Do this
Count how many lines of the material below have the word "River" and give only the number.

(Recorded data)
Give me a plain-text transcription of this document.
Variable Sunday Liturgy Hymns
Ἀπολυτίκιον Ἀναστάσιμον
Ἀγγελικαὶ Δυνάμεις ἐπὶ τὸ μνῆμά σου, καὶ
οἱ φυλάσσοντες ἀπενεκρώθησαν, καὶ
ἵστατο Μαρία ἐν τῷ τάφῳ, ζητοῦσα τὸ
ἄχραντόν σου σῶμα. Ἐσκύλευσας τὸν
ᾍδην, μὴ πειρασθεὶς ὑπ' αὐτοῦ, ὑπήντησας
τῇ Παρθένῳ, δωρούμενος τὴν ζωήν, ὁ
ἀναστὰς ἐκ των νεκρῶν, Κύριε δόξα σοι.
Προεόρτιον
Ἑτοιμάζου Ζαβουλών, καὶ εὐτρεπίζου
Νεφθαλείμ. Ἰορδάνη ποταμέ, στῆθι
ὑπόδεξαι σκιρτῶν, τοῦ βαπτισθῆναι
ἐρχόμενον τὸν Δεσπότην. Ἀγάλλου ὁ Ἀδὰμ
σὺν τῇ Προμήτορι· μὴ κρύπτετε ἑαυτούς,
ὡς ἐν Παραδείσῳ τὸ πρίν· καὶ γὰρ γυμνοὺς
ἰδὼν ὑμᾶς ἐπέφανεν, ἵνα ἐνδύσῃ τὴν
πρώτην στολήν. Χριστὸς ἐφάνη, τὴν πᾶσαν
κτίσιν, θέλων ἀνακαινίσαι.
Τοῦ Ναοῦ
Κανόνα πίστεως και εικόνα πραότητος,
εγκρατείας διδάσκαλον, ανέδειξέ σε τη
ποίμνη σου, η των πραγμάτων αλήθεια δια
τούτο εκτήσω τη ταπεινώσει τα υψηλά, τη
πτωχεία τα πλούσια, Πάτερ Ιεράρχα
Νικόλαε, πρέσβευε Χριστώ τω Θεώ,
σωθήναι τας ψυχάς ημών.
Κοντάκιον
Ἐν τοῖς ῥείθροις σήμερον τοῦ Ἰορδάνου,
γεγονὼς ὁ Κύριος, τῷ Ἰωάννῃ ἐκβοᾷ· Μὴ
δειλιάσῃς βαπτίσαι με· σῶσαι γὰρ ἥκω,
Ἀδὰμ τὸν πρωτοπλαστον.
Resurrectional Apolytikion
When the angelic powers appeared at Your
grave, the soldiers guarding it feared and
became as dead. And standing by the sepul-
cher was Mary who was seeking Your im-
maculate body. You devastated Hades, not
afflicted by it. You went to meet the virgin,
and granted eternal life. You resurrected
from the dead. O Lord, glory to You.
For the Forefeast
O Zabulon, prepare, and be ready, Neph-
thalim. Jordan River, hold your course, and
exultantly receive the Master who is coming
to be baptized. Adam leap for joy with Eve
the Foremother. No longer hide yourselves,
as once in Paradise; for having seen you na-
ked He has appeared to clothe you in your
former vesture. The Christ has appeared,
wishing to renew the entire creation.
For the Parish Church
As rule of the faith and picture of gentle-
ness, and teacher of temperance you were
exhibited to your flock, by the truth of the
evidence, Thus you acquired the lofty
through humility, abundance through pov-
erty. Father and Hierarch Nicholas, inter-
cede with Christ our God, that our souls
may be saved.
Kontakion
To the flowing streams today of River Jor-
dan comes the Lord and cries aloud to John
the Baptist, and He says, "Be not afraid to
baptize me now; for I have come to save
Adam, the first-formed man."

Correct response
2